* **Do this**: Please copy out, character for character, the stretch of the listing below from its first line through the line containing "price-panel: 100 110", both ends included.

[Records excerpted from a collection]
[START]

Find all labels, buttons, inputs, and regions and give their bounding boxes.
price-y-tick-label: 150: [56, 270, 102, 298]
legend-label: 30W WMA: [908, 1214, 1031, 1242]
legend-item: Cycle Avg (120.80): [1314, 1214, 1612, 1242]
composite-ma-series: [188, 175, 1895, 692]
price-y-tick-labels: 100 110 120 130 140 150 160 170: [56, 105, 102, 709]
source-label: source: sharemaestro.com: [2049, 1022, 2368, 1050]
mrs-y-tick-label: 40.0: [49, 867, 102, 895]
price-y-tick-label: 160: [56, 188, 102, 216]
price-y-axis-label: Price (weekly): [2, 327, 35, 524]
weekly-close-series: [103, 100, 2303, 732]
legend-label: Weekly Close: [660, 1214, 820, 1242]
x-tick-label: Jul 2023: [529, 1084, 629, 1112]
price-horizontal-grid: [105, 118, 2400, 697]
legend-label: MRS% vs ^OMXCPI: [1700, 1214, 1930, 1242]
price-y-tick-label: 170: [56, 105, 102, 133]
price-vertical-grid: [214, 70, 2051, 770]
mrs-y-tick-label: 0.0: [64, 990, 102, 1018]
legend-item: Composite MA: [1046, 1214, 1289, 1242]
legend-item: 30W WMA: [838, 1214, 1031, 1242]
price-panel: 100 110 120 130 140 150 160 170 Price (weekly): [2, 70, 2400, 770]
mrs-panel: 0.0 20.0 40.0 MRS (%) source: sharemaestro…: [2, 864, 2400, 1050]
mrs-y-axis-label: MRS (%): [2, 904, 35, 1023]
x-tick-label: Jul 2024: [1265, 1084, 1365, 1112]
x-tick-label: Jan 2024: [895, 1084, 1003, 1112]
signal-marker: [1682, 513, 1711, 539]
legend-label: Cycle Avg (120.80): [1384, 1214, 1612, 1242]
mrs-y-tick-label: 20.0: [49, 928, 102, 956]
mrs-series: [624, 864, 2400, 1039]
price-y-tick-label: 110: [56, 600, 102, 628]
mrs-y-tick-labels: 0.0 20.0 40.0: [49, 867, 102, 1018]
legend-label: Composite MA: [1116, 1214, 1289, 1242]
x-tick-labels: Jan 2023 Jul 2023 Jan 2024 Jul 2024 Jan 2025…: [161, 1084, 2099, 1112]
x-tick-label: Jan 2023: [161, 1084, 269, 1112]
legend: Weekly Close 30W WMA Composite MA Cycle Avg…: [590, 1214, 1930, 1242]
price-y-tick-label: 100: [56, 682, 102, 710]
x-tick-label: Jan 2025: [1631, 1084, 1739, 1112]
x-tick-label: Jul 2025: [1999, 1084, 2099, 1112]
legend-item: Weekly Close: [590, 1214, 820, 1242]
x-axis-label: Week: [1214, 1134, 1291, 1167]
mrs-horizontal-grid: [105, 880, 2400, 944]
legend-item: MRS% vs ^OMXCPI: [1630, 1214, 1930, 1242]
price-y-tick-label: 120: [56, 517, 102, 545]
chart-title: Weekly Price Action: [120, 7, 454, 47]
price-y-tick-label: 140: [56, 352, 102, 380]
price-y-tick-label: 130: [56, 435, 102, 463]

[END]

* **Response to this exercise**:
Find all labels, buttons, inputs, and regions and give their bounding boxes.
price-y-tick-label: 150: [56, 270, 102, 298]
legend-label: 30W WMA: [908, 1214, 1031, 1242]
legend-item: Cycle Avg (120.80): [1314, 1214, 1612, 1242]
composite-ma-series: [188, 175, 1895, 692]
price-y-tick-labels: 100 110 120 130 140 150 160 170: [56, 105, 102, 709]
source-label: source: sharemaestro.com: [2049, 1022, 2368, 1050]
mrs-y-tick-label: 40.0: [49, 867, 102, 895]
price-y-tick-label: 160: [56, 188, 102, 216]
price-y-axis-label: Price (weekly): [2, 327, 35, 524]
weekly-close-series: [103, 100, 2303, 732]
legend-label: Weekly Close: [660, 1214, 820, 1242]
x-tick-label: Jul 2023: [529, 1084, 629, 1112]
price-horizontal-grid: [105, 118, 2400, 697]
legend-label: MRS% vs ^OMXCPI: [1700, 1214, 1930, 1242]
price-y-tick-label: 170: [56, 105, 102, 133]
price-vertical-grid: [214, 70, 2051, 770]
mrs-y-tick-label: 0.0: [64, 990, 102, 1018]
legend-item: Composite MA: [1046, 1214, 1289, 1242]
legend-item: 30W WMA: [838, 1214, 1031, 1242]
price-panel: 100 110 120 130 140 150 160 170 Price (weekly): [2, 70, 2400, 770]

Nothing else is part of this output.